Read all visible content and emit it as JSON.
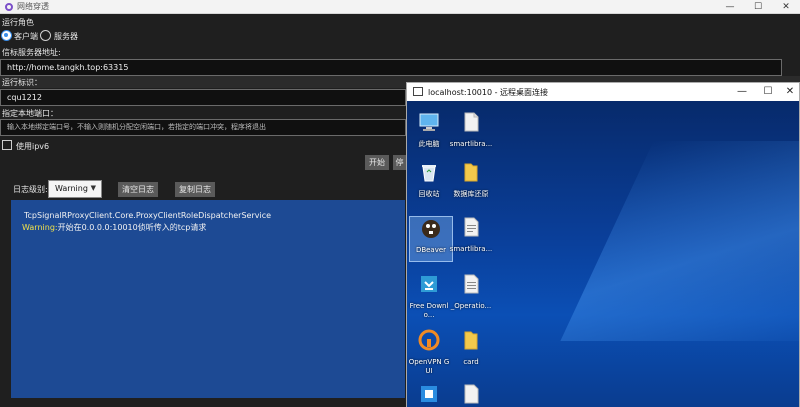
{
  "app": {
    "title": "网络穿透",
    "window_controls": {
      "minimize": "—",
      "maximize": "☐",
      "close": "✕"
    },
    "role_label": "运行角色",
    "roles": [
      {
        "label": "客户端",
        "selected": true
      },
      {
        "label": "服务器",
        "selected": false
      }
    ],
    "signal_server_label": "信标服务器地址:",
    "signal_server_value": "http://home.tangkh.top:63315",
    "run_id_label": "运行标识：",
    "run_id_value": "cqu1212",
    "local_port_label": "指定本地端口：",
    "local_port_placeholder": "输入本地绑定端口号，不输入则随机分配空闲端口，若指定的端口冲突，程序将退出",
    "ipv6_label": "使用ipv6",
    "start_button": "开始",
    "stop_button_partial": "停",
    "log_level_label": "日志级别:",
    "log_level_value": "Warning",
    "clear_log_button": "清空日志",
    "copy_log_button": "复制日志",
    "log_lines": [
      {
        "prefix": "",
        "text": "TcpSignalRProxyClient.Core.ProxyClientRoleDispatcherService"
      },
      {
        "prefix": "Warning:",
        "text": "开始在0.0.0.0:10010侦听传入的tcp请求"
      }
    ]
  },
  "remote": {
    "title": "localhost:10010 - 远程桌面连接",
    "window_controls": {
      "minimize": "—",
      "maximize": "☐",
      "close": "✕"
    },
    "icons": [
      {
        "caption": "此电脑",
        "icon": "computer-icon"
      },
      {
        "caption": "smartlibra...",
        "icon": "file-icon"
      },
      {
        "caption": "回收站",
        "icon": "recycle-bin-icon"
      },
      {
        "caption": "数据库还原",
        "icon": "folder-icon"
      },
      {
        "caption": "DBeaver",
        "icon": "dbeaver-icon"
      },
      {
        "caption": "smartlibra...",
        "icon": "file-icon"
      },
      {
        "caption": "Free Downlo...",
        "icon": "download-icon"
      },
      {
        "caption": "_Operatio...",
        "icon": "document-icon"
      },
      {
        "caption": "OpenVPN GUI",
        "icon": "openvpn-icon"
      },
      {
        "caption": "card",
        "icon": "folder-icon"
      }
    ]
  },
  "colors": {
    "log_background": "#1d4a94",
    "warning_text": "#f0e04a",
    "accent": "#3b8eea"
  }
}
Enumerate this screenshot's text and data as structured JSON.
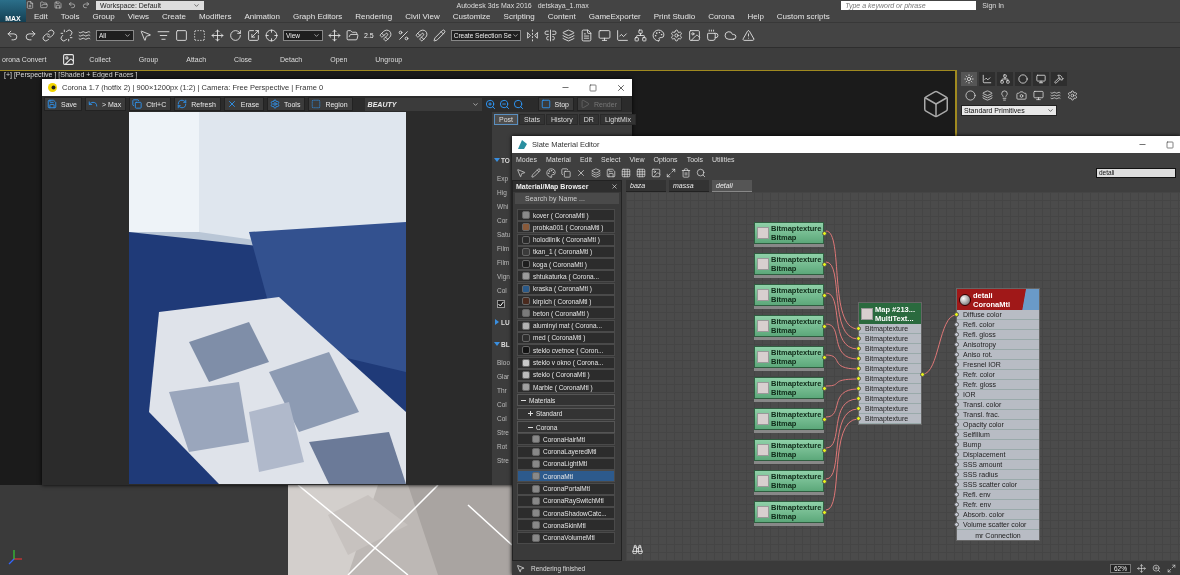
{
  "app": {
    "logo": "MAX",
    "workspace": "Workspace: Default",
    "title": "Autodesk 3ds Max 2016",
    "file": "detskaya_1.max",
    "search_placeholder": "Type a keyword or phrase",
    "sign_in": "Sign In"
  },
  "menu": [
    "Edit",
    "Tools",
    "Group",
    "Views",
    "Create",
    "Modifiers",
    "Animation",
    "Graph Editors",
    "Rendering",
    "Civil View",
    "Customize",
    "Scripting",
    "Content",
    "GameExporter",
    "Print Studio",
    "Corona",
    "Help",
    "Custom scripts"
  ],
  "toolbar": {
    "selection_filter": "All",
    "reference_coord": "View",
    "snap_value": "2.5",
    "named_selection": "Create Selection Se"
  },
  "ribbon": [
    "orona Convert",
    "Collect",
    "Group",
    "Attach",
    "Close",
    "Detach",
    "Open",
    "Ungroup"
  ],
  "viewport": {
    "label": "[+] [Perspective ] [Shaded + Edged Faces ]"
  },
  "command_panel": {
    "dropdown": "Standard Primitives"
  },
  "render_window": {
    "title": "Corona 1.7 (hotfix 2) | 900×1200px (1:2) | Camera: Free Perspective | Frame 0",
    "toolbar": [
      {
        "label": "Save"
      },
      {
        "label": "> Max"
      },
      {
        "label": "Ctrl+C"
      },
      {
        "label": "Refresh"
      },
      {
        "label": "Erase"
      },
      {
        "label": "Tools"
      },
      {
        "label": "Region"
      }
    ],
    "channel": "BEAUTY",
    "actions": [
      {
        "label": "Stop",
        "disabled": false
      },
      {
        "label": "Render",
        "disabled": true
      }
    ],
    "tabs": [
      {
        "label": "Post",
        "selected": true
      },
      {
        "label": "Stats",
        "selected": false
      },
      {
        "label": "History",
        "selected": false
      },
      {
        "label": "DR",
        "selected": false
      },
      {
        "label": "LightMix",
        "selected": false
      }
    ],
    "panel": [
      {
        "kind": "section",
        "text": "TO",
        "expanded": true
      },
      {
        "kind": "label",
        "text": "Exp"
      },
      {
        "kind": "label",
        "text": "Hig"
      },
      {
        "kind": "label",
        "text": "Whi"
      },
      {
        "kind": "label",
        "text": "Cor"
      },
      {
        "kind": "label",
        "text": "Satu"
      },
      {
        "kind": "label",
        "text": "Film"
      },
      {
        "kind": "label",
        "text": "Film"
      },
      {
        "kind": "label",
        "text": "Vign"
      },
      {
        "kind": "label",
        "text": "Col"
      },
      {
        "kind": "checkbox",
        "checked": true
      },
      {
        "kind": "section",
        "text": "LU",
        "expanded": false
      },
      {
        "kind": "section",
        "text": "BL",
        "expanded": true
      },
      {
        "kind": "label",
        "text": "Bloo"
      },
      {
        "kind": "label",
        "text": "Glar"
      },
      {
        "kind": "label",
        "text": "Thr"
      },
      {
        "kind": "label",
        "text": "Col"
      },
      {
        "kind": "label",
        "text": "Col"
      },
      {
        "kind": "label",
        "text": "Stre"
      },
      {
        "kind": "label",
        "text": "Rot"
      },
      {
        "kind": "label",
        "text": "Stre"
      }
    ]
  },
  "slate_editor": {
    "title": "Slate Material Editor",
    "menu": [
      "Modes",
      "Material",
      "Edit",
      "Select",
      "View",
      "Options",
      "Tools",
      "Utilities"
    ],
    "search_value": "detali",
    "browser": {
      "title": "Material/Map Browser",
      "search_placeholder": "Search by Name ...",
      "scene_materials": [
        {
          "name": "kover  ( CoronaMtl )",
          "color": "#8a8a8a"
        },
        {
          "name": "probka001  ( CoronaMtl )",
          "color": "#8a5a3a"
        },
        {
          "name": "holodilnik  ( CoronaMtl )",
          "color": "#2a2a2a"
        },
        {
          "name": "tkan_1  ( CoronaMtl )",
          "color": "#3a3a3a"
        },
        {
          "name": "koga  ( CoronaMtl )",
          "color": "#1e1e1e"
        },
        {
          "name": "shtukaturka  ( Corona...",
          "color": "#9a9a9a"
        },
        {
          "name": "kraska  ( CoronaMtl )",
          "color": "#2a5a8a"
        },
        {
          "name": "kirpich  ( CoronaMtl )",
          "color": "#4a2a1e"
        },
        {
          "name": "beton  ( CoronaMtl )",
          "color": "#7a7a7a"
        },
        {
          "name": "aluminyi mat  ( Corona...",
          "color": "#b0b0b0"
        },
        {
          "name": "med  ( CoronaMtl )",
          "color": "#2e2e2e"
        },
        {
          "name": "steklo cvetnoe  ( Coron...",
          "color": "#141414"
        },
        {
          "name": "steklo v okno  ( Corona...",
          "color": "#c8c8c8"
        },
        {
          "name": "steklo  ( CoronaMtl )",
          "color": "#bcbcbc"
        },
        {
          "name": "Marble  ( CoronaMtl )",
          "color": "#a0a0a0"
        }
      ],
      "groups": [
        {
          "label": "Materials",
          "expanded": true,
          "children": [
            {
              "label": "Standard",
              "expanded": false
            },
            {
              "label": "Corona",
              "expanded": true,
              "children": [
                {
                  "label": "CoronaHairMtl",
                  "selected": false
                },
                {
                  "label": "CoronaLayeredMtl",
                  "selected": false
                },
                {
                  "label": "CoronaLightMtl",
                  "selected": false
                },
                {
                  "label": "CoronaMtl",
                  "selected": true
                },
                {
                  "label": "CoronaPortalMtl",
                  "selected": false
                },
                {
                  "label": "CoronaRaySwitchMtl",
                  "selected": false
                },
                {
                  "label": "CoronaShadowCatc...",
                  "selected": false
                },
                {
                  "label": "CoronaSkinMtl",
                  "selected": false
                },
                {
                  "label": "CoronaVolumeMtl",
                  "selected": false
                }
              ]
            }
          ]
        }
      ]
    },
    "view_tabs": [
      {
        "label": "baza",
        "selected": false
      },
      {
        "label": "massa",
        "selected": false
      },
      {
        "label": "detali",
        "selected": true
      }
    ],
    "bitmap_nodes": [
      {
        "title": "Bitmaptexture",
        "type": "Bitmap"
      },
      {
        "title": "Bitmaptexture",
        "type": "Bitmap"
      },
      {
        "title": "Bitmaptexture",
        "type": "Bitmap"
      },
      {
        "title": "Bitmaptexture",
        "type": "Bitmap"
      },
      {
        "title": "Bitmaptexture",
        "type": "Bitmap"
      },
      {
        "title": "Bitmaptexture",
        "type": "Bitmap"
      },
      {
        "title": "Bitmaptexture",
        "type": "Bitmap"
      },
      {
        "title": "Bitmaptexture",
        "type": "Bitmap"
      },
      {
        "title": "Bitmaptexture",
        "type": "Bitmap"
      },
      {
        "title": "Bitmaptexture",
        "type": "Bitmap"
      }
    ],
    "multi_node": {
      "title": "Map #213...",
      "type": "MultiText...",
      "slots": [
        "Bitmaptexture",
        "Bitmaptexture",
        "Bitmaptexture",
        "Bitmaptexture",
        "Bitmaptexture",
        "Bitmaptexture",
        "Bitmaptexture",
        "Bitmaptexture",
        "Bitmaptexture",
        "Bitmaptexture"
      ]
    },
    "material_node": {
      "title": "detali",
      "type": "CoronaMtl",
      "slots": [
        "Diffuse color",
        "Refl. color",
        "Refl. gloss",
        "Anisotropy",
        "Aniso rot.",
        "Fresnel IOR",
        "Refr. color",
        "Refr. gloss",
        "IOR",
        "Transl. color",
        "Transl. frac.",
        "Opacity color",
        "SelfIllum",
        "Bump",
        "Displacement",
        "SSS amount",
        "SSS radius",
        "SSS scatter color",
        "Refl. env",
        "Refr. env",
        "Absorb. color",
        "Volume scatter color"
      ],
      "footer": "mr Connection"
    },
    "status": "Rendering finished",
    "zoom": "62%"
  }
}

__________________________________________________

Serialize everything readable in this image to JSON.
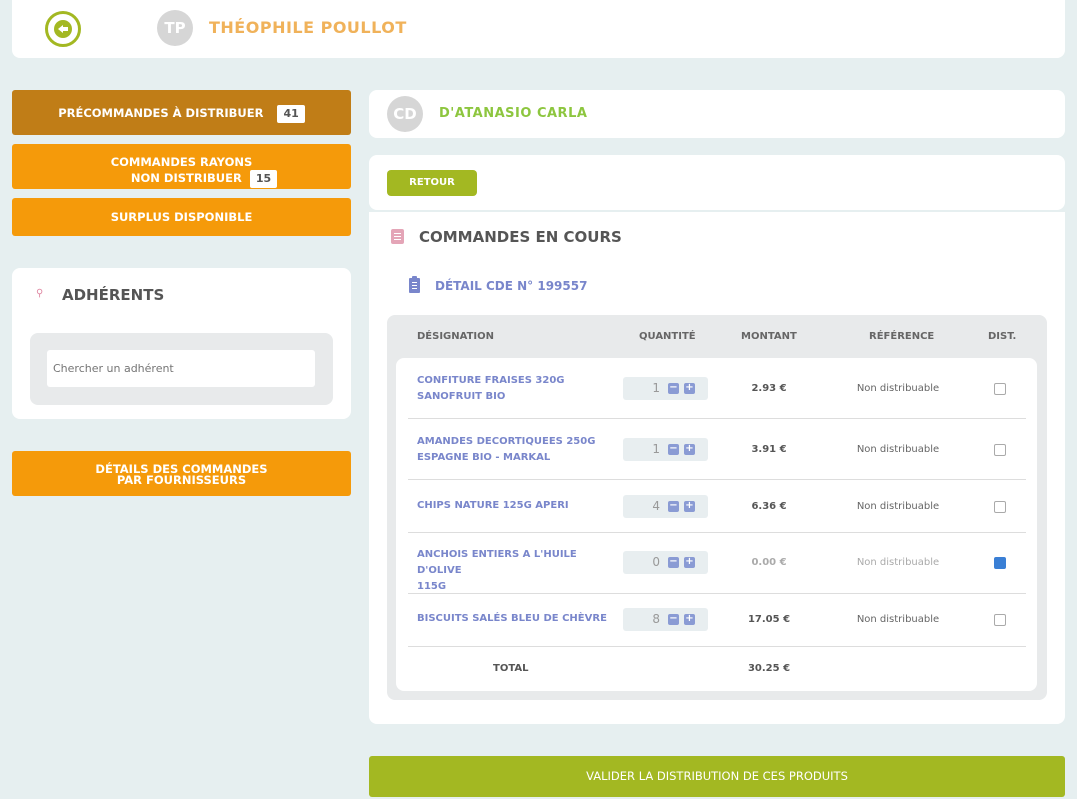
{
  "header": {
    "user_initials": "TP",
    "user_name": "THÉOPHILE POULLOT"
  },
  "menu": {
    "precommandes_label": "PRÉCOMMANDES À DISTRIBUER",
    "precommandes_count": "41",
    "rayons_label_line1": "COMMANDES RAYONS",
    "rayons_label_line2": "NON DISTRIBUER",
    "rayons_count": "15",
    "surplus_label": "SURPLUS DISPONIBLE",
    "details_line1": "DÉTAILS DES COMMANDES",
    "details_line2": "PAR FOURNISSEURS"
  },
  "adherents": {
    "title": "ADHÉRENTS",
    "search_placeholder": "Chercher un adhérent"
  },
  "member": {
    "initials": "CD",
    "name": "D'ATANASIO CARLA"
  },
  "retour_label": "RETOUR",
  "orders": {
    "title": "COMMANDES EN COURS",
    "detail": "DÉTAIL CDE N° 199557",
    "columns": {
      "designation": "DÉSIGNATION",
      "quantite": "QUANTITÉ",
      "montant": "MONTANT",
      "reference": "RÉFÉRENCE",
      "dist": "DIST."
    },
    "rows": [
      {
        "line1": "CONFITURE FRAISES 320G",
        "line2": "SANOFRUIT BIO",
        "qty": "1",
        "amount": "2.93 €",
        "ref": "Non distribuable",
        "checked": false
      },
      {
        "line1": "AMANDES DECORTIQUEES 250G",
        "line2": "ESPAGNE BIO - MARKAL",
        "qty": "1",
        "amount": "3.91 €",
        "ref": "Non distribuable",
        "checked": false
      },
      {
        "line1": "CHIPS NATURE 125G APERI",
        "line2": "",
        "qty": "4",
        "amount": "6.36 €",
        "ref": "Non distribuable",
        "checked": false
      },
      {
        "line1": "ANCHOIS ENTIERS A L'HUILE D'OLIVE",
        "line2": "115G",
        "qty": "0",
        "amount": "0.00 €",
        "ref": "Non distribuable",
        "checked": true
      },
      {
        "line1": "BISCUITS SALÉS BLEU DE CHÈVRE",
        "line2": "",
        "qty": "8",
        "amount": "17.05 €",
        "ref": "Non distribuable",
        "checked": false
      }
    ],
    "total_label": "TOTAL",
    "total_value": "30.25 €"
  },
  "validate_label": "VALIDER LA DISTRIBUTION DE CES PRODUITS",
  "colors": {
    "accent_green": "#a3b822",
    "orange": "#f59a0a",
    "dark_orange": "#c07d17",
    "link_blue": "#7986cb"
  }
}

__________________________________________________

→ Aim: For this exercise, gather every line of the data that contains the word "amount".

→ Output of the task:
        "SSS amount",
        "amount": "2.93 €",
        "amount": "3.91 €",
        "amount": "6.36 €",
        "amount": "0.00 €",
        "amount": "17.05 €",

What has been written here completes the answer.